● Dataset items
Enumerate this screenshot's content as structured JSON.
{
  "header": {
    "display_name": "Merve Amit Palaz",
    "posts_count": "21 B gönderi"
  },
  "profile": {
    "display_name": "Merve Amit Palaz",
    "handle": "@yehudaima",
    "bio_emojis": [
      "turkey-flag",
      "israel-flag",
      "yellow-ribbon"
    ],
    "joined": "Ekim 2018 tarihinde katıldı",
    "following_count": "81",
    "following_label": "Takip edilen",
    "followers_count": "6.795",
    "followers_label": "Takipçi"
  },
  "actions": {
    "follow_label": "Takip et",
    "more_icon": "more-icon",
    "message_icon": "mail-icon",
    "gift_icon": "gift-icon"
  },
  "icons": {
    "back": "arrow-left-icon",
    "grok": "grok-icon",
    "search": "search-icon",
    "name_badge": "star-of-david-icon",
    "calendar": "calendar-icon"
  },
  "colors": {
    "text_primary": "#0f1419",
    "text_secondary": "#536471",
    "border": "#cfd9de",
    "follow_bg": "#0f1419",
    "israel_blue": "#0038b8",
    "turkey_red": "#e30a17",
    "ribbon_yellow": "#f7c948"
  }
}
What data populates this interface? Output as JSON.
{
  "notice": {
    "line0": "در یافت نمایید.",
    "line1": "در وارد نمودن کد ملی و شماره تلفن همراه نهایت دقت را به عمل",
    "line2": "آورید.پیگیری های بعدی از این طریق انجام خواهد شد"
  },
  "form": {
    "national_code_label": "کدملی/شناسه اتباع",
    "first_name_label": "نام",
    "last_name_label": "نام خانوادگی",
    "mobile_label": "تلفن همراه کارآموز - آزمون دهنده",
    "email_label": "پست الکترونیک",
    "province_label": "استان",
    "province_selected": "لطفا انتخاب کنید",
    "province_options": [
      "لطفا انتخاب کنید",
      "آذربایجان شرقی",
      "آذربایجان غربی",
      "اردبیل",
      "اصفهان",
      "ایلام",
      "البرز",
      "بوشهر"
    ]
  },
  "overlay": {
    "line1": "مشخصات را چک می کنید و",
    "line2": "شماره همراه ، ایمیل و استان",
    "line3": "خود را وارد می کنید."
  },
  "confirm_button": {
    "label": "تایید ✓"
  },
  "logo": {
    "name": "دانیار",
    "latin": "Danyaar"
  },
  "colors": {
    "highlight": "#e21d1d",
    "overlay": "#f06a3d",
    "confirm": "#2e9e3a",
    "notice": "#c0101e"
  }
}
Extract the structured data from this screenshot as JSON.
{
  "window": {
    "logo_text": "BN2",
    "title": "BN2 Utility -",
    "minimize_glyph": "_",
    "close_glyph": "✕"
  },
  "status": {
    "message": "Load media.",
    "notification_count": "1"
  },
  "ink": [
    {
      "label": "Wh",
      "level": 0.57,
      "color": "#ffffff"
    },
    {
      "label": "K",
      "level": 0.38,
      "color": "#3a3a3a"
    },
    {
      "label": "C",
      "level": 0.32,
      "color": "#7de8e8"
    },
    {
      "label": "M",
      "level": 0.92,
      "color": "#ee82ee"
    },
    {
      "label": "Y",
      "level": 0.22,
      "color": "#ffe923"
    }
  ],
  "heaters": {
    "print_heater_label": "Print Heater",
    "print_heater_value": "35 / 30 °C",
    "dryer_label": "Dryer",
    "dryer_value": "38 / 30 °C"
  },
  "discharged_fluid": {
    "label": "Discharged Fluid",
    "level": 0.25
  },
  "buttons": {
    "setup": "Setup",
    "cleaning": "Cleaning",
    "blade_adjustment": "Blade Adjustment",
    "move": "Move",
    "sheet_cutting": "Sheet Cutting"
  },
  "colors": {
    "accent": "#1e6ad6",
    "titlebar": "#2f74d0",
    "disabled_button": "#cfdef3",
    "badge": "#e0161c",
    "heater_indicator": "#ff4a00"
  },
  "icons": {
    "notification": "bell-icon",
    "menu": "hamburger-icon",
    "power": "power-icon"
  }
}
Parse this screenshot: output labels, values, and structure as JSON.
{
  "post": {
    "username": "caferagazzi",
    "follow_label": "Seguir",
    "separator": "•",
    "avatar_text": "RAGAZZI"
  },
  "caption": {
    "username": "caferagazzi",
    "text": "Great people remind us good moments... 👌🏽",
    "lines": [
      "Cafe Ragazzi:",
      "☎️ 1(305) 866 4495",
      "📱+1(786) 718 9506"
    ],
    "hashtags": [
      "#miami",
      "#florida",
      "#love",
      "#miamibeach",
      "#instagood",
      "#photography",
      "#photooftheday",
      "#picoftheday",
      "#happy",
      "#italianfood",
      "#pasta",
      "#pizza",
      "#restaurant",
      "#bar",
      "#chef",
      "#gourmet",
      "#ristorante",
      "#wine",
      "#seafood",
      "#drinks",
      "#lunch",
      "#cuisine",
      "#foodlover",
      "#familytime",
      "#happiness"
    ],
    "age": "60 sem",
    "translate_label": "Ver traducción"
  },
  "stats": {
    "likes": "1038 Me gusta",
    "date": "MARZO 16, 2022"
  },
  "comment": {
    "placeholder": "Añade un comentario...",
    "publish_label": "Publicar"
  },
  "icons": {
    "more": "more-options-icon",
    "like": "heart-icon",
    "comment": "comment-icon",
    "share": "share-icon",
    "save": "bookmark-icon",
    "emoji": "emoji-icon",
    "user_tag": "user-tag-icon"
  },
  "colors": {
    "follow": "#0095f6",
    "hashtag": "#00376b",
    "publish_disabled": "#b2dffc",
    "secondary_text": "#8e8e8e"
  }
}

● What is needed
Extract each line holding the string "level".

● Written response
      "level": 0.57,
      "level": 0.38,
      "level": 0.32,
      "level": 0.92,
      "level": 0.22,
    "level": 0.25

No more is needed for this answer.